## Start Exercise material
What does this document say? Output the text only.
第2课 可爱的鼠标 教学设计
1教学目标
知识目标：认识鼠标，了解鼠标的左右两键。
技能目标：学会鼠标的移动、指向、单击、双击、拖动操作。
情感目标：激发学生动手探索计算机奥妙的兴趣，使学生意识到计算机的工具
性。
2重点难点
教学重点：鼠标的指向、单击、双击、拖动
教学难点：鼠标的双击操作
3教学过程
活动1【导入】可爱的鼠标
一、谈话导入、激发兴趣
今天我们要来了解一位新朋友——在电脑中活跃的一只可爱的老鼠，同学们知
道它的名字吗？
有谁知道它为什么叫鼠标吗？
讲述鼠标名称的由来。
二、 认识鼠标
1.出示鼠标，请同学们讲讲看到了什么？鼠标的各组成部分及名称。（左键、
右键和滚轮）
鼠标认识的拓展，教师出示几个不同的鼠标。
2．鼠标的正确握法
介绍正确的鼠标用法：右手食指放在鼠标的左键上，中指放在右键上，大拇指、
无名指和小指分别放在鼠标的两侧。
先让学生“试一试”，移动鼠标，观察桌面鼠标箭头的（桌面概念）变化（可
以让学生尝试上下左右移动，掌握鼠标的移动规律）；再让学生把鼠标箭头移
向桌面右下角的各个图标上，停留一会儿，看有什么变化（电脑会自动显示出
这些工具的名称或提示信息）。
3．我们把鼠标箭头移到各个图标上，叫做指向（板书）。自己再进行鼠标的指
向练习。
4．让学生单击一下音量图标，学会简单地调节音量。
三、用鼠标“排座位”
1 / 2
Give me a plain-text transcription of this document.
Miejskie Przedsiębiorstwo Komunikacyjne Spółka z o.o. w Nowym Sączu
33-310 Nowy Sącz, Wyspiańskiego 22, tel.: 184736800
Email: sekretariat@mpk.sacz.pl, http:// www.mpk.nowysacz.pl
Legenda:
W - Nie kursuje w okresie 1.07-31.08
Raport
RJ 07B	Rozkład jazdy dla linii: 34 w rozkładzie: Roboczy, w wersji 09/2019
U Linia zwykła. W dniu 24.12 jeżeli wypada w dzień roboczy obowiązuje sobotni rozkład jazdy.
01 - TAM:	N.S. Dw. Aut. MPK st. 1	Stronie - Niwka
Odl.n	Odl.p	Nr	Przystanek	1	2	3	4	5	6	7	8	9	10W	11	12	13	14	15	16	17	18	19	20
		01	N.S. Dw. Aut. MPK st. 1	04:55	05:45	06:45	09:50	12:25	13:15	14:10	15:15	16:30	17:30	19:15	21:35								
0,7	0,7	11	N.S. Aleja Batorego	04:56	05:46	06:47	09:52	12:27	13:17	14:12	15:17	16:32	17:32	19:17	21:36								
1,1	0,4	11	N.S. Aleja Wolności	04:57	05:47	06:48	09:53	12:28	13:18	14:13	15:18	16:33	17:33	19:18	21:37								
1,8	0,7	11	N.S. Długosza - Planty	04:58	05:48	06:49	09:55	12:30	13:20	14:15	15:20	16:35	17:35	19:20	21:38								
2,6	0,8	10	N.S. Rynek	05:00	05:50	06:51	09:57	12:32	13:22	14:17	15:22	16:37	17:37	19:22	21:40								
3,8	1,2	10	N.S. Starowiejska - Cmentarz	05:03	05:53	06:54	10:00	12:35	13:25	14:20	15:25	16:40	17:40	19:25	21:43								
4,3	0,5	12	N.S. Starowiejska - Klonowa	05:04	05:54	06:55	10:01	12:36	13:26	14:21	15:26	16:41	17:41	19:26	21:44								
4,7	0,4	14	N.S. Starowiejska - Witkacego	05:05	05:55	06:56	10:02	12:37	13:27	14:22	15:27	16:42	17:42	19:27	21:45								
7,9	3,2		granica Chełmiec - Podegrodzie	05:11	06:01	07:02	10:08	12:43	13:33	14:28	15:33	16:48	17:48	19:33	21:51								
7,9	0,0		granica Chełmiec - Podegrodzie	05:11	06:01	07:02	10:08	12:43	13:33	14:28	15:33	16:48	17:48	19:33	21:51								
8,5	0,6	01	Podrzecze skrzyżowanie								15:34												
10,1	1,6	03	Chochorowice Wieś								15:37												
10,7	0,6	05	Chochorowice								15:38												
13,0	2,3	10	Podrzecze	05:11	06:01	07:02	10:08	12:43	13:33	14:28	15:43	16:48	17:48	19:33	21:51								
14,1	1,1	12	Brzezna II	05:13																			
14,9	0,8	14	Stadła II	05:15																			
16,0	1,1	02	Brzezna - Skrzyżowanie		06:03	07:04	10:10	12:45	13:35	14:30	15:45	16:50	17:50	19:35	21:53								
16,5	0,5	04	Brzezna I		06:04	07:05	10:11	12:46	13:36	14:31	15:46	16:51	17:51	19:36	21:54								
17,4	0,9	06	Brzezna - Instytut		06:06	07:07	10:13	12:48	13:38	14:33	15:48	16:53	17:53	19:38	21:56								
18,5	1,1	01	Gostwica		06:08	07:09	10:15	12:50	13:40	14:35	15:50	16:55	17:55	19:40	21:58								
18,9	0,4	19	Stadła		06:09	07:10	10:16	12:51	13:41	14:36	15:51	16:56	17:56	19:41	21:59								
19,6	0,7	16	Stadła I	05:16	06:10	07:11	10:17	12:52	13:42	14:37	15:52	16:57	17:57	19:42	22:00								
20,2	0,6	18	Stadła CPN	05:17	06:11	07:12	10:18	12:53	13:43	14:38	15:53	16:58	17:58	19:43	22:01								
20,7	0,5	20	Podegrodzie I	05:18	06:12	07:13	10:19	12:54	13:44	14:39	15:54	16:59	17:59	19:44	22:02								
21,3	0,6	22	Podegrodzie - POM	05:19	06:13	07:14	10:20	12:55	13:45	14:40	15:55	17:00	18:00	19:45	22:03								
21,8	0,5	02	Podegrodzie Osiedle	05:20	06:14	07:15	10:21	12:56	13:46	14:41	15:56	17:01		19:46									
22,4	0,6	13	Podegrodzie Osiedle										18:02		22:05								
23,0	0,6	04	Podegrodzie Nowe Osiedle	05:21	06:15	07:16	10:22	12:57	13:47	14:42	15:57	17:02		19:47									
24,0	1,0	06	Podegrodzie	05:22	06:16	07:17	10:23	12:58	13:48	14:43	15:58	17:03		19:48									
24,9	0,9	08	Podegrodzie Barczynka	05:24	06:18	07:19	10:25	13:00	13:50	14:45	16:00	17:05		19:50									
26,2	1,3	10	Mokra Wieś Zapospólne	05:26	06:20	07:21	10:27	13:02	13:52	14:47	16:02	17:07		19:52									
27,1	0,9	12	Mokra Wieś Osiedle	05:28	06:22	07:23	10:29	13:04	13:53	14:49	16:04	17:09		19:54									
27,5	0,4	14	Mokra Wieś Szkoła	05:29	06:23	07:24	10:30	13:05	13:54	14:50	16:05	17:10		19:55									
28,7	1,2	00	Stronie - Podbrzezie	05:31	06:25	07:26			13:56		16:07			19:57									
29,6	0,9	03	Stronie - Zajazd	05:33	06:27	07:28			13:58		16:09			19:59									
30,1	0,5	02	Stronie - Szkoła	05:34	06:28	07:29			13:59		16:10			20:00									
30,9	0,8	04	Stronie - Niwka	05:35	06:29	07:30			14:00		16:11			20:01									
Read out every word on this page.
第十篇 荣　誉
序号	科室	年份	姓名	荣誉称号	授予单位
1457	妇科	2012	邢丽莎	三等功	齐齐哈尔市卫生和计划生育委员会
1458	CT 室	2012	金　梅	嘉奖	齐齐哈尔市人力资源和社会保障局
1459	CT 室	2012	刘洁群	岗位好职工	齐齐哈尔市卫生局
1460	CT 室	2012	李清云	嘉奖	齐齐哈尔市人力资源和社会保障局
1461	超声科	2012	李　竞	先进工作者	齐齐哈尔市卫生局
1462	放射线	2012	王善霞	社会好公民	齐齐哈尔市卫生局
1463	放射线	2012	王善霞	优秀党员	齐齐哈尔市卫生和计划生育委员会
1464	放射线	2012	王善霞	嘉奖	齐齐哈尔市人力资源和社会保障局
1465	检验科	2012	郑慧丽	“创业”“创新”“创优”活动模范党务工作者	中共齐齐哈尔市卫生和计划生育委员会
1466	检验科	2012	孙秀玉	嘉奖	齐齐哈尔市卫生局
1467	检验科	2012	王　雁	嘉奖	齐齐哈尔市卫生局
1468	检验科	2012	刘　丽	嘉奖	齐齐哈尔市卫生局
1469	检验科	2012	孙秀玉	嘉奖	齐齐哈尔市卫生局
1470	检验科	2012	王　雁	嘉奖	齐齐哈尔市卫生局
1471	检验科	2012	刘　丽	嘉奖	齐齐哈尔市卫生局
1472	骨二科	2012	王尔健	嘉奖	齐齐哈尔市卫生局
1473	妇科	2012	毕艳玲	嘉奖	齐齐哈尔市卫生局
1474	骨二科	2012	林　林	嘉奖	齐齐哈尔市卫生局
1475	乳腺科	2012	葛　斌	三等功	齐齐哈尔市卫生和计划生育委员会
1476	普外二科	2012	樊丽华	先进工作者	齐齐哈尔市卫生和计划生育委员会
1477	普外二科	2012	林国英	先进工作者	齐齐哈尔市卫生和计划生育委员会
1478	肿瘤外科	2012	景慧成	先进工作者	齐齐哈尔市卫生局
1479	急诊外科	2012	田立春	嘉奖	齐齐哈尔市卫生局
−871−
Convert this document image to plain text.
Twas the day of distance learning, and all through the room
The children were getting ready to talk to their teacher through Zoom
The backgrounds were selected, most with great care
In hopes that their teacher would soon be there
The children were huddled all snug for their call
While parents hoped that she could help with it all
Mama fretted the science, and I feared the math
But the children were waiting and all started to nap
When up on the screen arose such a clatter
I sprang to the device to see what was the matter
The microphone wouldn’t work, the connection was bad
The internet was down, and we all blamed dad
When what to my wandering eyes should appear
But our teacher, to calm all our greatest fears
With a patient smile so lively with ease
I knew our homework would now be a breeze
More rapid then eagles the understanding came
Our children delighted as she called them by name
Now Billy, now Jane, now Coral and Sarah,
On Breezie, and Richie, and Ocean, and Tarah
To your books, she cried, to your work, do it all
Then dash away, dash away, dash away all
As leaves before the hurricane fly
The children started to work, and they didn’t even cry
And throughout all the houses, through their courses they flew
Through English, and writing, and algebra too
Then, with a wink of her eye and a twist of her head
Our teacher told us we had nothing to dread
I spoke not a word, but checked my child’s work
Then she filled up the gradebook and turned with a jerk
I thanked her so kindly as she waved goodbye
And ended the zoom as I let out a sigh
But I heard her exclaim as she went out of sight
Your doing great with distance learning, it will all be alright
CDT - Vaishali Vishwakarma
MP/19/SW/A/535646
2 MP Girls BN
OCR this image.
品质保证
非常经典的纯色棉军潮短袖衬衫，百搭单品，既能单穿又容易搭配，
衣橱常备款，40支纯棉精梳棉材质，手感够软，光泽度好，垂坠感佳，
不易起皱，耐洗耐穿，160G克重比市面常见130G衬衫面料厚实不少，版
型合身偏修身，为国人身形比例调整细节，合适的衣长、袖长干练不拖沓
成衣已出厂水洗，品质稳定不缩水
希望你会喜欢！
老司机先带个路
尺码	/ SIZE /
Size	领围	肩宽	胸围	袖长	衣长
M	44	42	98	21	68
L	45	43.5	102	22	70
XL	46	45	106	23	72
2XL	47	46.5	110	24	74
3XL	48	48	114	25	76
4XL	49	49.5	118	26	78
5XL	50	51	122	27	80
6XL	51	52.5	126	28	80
## End Exercise material
#### Task directions:
Beginning at the line that holds "OCR this image.", reproduce each line of the records above down to and including the last one.

#### Complete response:
OCR this image.
品质保证
非常经典的纯色棉军潮短袖衬衫，百搭单品，既能单穿又容易搭配，
衣橱常备款，40支纯棉精梳棉材质，手感够软，光泽度好，垂坠感佳，
不易起皱，耐洗耐穿，160G克重比市面常见130G衬衫面料厚实不少，版
型合身偏修身，为国人身形比例调整细节，合适的衣长、袖长干练不拖沓
成衣已出厂水洗，品质稳定不缩水
希望你会喜欢！
老司机先带个路
尺码	/ SIZE /
Size	领围	肩宽	胸围	袖长	衣长
M	44	42	98	21	68
L	45	43.5	102	22	70
XL	46	45	106	23	72
2XL	47	46.5	110	24	74
3XL	48	48	114	25	76
4XL	49	49.5	118	26	78
5XL	50	51	122	27	80
6XL	51	52.5	126	28	80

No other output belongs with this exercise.